YOUR INSTRUCTIONS
Exactly as written, please set down all of the entries again, with no pictures.

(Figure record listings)
----------

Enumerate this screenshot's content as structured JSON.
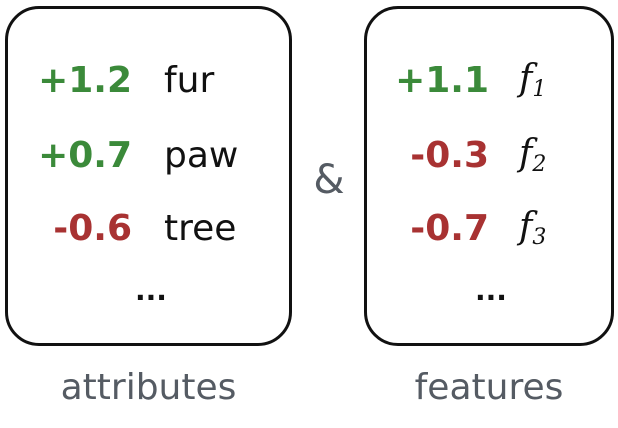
{
  "attributes": {
    "rows": [
      {
        "weight": "+1.2",
        "sign": "pos",
        "term": "fur"
      },
      {
        "weight": "+0.7",
        "sign": "pos",
        "term": "paw"
      },
      {
        "weight": "-0.6",
        "sign": "neg",
        "term": "tree"
      }
    ],
    "ellipsis": "...",
    "caption": "attributes"
  },
  "connector": "&",
  "features": {
    "rows": [
      {
        "weight": "+1.1",
        "sign": "pos",
        "term": "f",
        "subscript": "1"
      },
      {
        "weight": "-0.3",
        "sign": "neg",
        "term": "f",
        "subscript": "2"
      },
      {
        "weight": "-0.7",
        "sign": "neg",
        "term": "f",
        "subscript": "3"
      }
    ],
    "ellipsis": "...",
    "caption": "features"
  },
  "colors": {
    "positive": "#3b8a3a",
    "negative": "#a83232",
    "caption": "#555b63",
    "border": "#111111"
  }
}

----------

EXERCISE RESULT
Enumerate this screenshot's content as structured JSON.
{
  "attributes": {
    "rows": [
      {
        "weight": "+1.2",
        "sign": "pos",
        "term": "fur"
      },
      {
        "weight": "+0.7",
        "sign": "pos",
        "term": "paw"
      },
      {
        "weight": "-0.6",
        "sign": "neg",
        "term": "tree"
      }
    ],
    "ellipsis": "...",
    "caption": "attributes"
  },
  "connector": "&",
  "features": {
    "rows": [
      {
        "weight": "+1.1",
        "sign": "pos",
        "term": "f",
        "subscript": "1"
      },
      {
        "weight": "-0.3",
        "sign": "neg",
        "term": "f",
        "subscript": "2"
      },
      {
        "weight": "-0.7",
        "sign": "neg",
        "term": "f",
        "subscript": "3"
      }
    ],
    "ellipsis": "...",
    "caption": "features"
  },
  "colors": {
    "positive": "#3b8a3a",
    "negative": "#a83232",
    "caption": "#555b63",
    "border": "#111111"
  }
}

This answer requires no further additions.